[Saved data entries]
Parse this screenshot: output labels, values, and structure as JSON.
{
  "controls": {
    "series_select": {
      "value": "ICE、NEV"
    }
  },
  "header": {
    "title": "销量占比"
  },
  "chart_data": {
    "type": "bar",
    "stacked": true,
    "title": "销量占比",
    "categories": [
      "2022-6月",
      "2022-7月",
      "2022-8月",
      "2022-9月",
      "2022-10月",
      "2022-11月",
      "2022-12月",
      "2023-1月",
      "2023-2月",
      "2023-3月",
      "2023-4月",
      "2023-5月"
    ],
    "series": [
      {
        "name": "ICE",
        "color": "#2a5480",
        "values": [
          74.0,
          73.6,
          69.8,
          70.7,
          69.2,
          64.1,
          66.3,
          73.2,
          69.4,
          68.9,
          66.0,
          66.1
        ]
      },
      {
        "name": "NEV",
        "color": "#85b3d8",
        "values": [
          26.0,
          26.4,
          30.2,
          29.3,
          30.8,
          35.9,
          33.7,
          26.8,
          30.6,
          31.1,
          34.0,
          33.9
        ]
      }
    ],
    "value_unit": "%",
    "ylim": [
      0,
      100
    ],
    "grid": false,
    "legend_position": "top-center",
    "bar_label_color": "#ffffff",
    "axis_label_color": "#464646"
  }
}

- [THE PROBLEM]:
The entries above must be returned in full, exactly as shown.

- [EXERCISE OUTPUT]:
Parse this screenshot: output labels, values, and structure as JSON.
{
  "controls": {
    "series_select": {
      "value": "ICE、NEV"
    }
  },
  "header": {
    "title": "销量占比"
  },
  "chart_data": {
    "type": "bar",
    "stacked": true,
    "title": "销量占比",
    "categories": [
      "2022-6月",
      "2022-7月",
      "2022-8月",
      "2022-9月",
      "2022-10月",
      "2022-11月",
      "2022-12月",
      "2023-1月",
      "2023-2月",
      "2023-3月",
      "2023-4月",
      "2023-5月"
    ],
    "series": [
      {
        "name": "ICE",
        "color": "#2a5480",
        "values": [
          74.0,
          73.6,
          69.8,
          70.7,
          69.2,
          64.1,
          66.3,
          73.2,
          69.4,
          68.9,
          66.0,
          66.1
        ]
      },
      {
        "name": "NEV",
        "color": "#85b3d8",
        "values": [
          26.0,
          26.4,
          30.2,
          29.3,
          30.8,
          35.9,
          33.7,
          26.8,
          30.6,
          31.1,
          34.0,
          33.9
        ]
      }
    ],
    "value_unit": "%",
    "ylim": [
      0,
      100
    ],
    "grid": false,
    "legend_position": "top-center",
    "bar_label_color": "#ffffff",
    "axis_label_color": "#464646"
  }
}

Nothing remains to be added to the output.